[Annotated region listings]
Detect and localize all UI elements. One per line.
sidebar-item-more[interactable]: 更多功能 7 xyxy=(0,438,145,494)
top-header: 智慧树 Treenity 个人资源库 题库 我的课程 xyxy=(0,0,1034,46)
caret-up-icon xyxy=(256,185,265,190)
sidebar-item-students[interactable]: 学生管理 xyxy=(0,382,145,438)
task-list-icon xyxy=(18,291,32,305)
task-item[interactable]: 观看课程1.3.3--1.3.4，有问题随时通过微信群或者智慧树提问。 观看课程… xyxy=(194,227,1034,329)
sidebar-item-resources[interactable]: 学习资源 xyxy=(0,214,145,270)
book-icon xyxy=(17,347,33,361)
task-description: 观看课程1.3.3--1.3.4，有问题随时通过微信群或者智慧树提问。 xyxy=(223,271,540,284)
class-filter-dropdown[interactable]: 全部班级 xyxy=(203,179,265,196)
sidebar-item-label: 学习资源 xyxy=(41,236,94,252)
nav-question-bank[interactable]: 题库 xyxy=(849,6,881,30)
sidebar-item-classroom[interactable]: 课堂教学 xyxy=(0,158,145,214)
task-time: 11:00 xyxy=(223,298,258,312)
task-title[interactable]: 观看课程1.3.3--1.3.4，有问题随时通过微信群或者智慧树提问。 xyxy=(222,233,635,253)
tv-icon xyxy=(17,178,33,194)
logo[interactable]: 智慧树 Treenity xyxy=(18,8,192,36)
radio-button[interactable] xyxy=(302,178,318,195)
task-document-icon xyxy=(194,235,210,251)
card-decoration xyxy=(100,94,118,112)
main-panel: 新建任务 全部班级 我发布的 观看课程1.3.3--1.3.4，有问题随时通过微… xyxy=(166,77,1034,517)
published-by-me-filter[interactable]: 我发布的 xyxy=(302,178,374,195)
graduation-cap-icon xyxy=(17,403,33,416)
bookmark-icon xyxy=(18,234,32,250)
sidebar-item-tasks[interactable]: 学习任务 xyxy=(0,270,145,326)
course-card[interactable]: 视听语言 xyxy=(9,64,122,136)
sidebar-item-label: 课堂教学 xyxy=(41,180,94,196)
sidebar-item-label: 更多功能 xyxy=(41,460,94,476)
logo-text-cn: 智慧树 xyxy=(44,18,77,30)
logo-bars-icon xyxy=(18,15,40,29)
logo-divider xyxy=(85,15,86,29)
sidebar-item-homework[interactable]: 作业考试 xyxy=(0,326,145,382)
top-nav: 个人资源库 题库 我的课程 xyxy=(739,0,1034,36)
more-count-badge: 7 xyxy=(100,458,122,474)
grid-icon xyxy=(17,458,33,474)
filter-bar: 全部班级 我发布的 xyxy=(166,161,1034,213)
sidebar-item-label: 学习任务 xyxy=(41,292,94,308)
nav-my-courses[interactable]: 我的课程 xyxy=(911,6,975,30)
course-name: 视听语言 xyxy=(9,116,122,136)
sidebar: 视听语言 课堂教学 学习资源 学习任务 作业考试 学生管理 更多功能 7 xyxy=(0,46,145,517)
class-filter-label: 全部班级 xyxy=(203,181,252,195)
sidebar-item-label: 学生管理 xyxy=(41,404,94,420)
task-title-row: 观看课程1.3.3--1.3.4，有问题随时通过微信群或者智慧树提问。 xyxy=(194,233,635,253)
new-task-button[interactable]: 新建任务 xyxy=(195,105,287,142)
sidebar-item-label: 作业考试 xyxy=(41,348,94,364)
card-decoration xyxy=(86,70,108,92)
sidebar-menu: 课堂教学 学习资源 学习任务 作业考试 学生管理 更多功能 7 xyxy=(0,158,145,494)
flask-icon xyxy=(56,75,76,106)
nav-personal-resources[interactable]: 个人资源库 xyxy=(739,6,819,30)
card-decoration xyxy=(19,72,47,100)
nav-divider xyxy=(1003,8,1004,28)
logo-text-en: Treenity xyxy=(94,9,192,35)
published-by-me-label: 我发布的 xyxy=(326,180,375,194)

■ Exercise prompt
Copy every line of the records above verbatim, without any changes.

■ Result of this exercise
Detect and localize all UI elements. One per line.
sidebar-item-more[interactable]: 更多功能 7 xyxy=(0,438,145,494)
top-header: 智慧树 Treenity 个人资源库 题库 我的课程 xyxy=(0,0,1034,46)
caret-up-icon xyxy=(256,185,265,190)
sidebar-item-students[interactable]: 学生管理 xyxy=(0,382,145,438)
task-list-icon xyxy=(18,291,32,305)
task-item[interactable]: 观看课程1.3.3--1.3.4，有问题随时通过微信群或者智慧树提问。 观看课程… xyxy=(194,227,1034,329)
sidebar-item-resources[interactable]: 学习资源 xyxy=(0,214,145,270)
book-icon xyxy=(17,347,33,361)
task-description: 观看课程1.3.3--1.3.4，有问题随时通过微信群或者智慧树提问。 xyxy=(223,271,540,284)
class-filter-dropdown[interactable]: 全部班级 xyxy=(203,179,265,196)
sidebar-item-label: 学习资源 xyxy=(41,236,94,252)
nav-question-bank[interactable]: 题库 xyxy=(849,6,881,30)
sidebar-item-classroom[interactable]: 课堂教学 xyxy=(0,158,145,214)
task-time: 11:00 xyxy=(223,298,258,312)
task-title[interactable]: 观看课程1.3.3--1.3.4，有问题随时通过微信群或者智慧树提问。 xyxy=(222,233,635,253)
tv-icon xyxy=(17,178,33,194)
logo[interactable]: 智慧树 Treenity xyxy=(18,8,192,36)
radio-button[interactable] xyxy=(302,178,318,195)
task-document-icon xyxy=(194,235,210,251)
card-decoration xyxy=(100,94,118,112)
main-panel: 新建任务 全部班级 我发布的 观看课程1.3.3--1.3.4，有问题随时通过微… xyxy=(166,77,1034,517)
published-by-me-filter[interactable]: 我发布的 xyxy=(302,178,374,195)
graduation-cap-icon xyxy=(17,403,33,416)
bookmark-icon xyxy=(18,234,32,250)
sidebar-item-tasks[interactable]: 学习任务 xyxy=(0,270,145,326)
course-card[interactable]: 视听语言 xyxy=(9,64,122,136)
sidebar-item-label: 课堂教学 xyxy=(41,180,94,196)
sidebar-item-label: 更多功能 xyxy=(41,460,94,476)
logo-text-cn: 智慧树 xyxy=(44,18,77,30)
logo-bars-icon xyxy=(18,15,40,29)
logo-divider xyxy=(85,15,86,29)
sidebar-item-homework[interactable]: 作业考试 xyxy=(0,326,145,382)
top-nav: 个人资源库 题库 我的课程 xyxy=(739,0,1034,36)
more-count-badge: 7 xyxy=(100,458,122,474)
grid-icon xyxy=(17,458,33,474)
filter-bar: 全部班级 我发布的 xyxy=(166,161,1034,213)
sidebar-item-label: 学习任务 xyxy=(41,292,94,308)
nav-my-courses[interactable]: 我的课程 xyxy=(911,6,975,30)
course-name: 视听语言 xyxy=(9,116,122,136)
sidebar: 视听语言 课堂教学 学习资源 学习任务 作业考试 学生管理 更多功能 7 xyxy=(0,46,145,517)
class-filter-label: 全部班级 xyxy=(203,181,252,195)
sidebar-item-label: 学生管理 xyxy=(41,404,94,420)
task-title-row: 观看课程1.3.3--1.3.4，有问题随时通过微信群或者智慧树提问。 xyxy=(194,233,635,253)
new-task-button[interactable]: 新建任务 xyxy=(195,105,287,142)
sidebar-item-label: 作业考试 xyxy=(41,348,94,364)
card-decoration xyxy=(86,70,108,92)
sidebar-menu: 课堂教学 学习资源 学习任务 作业考试 学生管理 更多功能 7 xyxy=(0,158,145,494)
flask-icon xyxy=(56,75,76,106)
nav-personal-resources[interactable]: 个人资源库 xyxy=(739,6,819,30)
card-decoration xyxy=(19,72,47,100)
nav-divider xyxy=(1003,8,1004,28)
logo-text-en: Treenity xyxy=(94,9,192,35)
published-by-me-label: 我发布的 xyxy=(326,180,375,194)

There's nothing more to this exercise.